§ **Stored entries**
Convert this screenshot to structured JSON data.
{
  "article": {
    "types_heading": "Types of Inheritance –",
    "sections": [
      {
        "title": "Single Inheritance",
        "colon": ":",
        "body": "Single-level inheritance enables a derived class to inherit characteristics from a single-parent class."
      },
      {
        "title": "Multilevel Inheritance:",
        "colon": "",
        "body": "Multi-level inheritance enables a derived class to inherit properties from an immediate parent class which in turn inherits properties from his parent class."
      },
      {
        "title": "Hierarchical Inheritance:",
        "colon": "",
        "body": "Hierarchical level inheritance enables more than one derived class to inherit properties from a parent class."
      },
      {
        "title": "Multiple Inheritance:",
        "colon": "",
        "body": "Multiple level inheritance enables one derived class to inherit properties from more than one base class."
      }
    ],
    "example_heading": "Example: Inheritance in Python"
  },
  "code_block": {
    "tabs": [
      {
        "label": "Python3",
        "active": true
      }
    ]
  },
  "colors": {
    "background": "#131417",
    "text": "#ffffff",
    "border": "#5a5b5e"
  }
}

§ **Given instruction**
Pick out the lines that contain "derived" and copy them.

§ **Task result**
        "body": "Single-level inheritance enables a derived class to inherit characteristics from a single-parent class."
        "body": "Multi-level inheritance enables a derived class to inherit properties from an immediate parent class which in turn inherits properties from his parent class."
        "body": "Hierarchical level inheritance enables more than one derived class to inherit properties from a parent class."
        "body": "Multiple level inheritance enables one derived class to inherit properties from more than one base class."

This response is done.